Return each line of the material verbatim.

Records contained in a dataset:
┄┄┄┄┄┄┄┄┄┄┄┄┄┄┄┄┄┄┄┄

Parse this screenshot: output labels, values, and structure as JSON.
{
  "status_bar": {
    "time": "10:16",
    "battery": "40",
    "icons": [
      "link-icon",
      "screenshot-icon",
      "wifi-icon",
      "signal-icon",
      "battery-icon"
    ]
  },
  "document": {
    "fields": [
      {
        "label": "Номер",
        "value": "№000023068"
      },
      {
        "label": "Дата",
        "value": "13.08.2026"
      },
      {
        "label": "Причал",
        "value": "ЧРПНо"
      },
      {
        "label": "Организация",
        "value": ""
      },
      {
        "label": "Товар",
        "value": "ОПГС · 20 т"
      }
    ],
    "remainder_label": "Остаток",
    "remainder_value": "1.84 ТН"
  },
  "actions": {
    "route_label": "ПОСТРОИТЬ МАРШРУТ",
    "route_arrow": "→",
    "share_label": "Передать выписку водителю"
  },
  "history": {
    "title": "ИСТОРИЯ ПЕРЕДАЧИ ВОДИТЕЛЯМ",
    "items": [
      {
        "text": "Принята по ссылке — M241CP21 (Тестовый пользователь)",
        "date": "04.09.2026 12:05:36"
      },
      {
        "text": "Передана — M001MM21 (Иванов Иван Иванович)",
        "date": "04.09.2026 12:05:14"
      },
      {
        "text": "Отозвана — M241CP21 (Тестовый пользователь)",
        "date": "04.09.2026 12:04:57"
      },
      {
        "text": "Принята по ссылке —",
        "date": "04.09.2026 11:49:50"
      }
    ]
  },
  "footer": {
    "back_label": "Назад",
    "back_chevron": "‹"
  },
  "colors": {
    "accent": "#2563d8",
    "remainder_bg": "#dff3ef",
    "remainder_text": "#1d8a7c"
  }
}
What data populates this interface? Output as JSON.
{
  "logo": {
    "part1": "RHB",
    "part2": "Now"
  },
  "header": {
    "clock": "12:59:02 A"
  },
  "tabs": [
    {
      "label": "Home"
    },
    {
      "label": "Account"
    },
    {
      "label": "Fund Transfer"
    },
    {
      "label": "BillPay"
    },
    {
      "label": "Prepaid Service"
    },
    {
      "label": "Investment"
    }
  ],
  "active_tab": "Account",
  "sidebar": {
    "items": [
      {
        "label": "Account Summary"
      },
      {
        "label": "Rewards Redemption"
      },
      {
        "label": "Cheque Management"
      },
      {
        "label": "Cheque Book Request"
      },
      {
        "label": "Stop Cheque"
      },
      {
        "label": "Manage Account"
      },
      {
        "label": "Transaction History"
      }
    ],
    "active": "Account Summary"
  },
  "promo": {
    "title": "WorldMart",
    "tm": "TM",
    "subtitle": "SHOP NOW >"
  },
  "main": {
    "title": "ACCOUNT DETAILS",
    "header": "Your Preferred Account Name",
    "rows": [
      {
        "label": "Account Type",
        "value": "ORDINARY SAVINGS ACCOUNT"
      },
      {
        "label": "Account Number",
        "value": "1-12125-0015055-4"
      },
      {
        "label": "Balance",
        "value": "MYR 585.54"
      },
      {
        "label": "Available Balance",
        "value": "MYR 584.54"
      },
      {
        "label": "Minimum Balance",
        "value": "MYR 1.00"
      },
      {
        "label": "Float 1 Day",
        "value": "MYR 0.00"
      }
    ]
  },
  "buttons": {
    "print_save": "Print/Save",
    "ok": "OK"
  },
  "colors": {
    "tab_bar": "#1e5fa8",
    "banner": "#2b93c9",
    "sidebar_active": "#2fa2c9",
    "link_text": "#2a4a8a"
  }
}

┄┄┄┄┄┄┄┄┄┄┄┄┄┄┄┄┄┄┄┄

Final result ▸
Parse this screenshot: output labels, values, and structure as JSON.
{
  "status_bar": {
    "time": "10:16",
    "battery": "40",
    "icons": [
      "link-icon",
      "screenshot-icon",
      "wifi-icon",
      "signal-icon",
      "battery-icon"
    ]
  },
  "document": {
    "fields": [
      {
        "label": "Номер",
        "value": "№000023068"
      },
      {
        "label": "Дата",
        "value": "13.08.2026"
      },
      {
        "label": "Причал",
        "value": "ЧРПНо"
      },
      {
        "label": "Организация",
        "value": ""
      },
      {
        "label": "Товар",
        "value": "ОПГС · 20 т"
      }
    ],
    "remainder_label": "Остаток",
    "remainder_value": "1.84 ТН"
  },
  "actions": {
    "route_label": "ПОСТРОИТЬ МАРШРУТ",
    "route_arrow": "→",
    "share_label": "Передать выписку водителю"
  },
  "history": {
    "title": "ИСТОРИЯ ПЕРЕДАЧИ ВОДИТЕЛЯМ",
    "items": [
      {
        "text": "Принята по ссылке — M241CP21 (Тестовый пользователь)",
        "date": "04.09.2026 12:05:36"
      },
      {
        "text": "Передана — M001MM21 (Иванов Иван Иванович)",
        "date": "04.09.2026 12:05:14"
      },
      {
        "text": "Отозвана — M241CP21 (Тестовый пользователь)",
        "date": "04.09.2026 12:04:57"
      },
      {
        "text": "Принята по ссылке —",
        "date": "04.09.2026 11:49:50"
      }
    ]
  },
  "footer": {
    "back_label": "Назад",
    "back_chevron": "‹"
  },
  "colors": {
    "accent": "#2563d8",
    "remainder_bg": "#dff3ef",
    "remainder_text": "#1d8a7c"
  }
}
What data populates this interface? Output as JSON.
{
  "logo": {
    "part1": "RHB",
    "part2": "Now"
  },
  "header": {
    "clock": "12:59:02 A"
  },
  "tabs": [
    {
      "label": "Home"
    },
    {
      "label": "Account"
    },
    {
      "label": "Fund Transfer"
    },
    {
      "label": "BillPay"
    },
    {
      "label": "Prepaid Service"
    },
    {
      "label": "Investment"
    }
  ],
  "active_tab": "Account",
  "sidebar": {
    "items": [
      {
        "label": "Account Summary"
      },
      {
        "label": "Rewards Redemption"
      },
      {
        "label": "Cheque Management"
      },
      {
        "label": "Cheque Book Request"
      },
      {
        "label": "Stop Cheque"
      },
      {
        "label": "Manage Account"
      },
      {
        "label": "Transaction History"
      }
    ],
    "active": "Account Summary"
  },
  "promo": {
    "title": "WorldMart",
    "tm": "TM",
    "subtitle": "SHOP NOW >"
  },
  "main": {
    "title": "ACCOUNT DETAILS",
    "header": "Your Preferred Account Name",
    "rows": [
      {
        "label": "Account Type",
        "value": "ORDINARY SAVINGS ACCOUNT"
      },
      {
        "label": "Account Number",
        "value": "1-12125-0015055-4"
      },
      {
        "label": "Balance",
        "value": "MYR 585.54"
      },
      {
        "label": "Available Balance",
        "value": "MYR 584.54"
      },
      {
        "label": "Minimum Balance",
        "value": "MYR 1.00"
      },
      {
        "label": "Float 1 Day",
        "value": "MYR 0.00"
      }
    ]
  },
  "buttons": {
    "print_save": "Print/Save",
    "ok": "OK"
  },
  "colors": {
    "tab_bar": "#1e5fa8",
    "banner": "#2b93c9",
    "sidebar_active": "#2fa2c9",
    "link_text": "#2a4a8a"
  }
}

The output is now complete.